▶ _Directions for this task_
Present the following data again exactly as it is shown.

▶ _The input_
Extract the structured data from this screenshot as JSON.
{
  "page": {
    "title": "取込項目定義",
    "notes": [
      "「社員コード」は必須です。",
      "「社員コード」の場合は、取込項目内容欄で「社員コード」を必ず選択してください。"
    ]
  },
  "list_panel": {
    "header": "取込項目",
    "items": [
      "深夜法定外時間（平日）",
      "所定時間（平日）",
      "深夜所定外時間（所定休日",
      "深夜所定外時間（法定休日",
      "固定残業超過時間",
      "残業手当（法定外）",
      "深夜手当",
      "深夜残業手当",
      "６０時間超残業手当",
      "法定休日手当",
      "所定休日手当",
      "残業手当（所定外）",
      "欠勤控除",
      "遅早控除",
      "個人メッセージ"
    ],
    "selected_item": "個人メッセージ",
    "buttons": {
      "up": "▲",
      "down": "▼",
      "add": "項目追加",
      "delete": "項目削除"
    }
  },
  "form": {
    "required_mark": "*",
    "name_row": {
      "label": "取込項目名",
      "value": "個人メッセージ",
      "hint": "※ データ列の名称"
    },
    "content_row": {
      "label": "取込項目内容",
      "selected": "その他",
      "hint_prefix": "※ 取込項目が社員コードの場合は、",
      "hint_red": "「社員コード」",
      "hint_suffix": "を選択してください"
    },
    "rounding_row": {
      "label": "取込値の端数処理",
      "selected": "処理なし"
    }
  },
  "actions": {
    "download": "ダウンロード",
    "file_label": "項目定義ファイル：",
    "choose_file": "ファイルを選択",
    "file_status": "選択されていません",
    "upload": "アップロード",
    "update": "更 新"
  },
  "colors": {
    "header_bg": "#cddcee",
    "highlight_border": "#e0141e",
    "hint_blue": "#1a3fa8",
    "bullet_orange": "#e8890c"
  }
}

▶ _Complete response_
Extract the structured data from this screenshot as JSON.
{
  "page": {
    "title": "取込項目定義",
    "notes": [
      "「社員コード」は必須です。",
      "「社員コード」の場合は、取込項目内容欄で「社員コード」を必ず選択してください。"
    ]
  },
  "list_panel": {
    "header": "取込項目",
    "items": [
      "深夜法定外時間（平日）",
      "所定時間（平日）",
      "深夜所定外時間（所定休日",
      "深夜所定外時間（法定休日",
      "固定残業超過時間",
      "残業手当（法定外）",
      "深夜手当",
      "深夜残業手当",
      "６０時間超残業手当",
      "法定休日手当",
      "所定休日手当",
      "残業手当（所定外）",
      "欠勤控除",
      "遅早控除",
      "個人メッセージ"
    ],
    "selected_item": "個人メッセージ",
    "buttons": {
      "up": "▲",
      "down": "▼",
      "add": "項目追加",
      "delete": "項目削除"
    }
  },
  "form": {
    "required_mark": "*",
    "name_row": {
      "label": "取込項目名",
      "value": "個人メッセージ",
      "hint": "※ データ列の名称"
    },
    "content_row": {
      "label": "取込項目内容",
      "selected": "その他",
      "hint_prefix": "※ 取込項目が社員コードの場合は、",
      "hint_red": "「社員コード」",
      "hint_suffix": "を選択してください"
    },
    "rounding_row": {
      "label": "取込値の端数処理",
      "selected": "処理なし"
    }
  },
  "actions": {
    "download": "ダウンロード",
    "file_label": "項目定義ファイル：",
    "choose_file": "ファイルを選択",
    "file_status": "選択されていません",
    "upload": "アップロード",
    "update": "更 新"
  },
  "colors": {
    "header_bg": "#cddcee",
    "highlight_border": "#e0141e",
    "hint_blue": "#1a3fa8",
    "bullet_orange": "#e8890c"
  }
}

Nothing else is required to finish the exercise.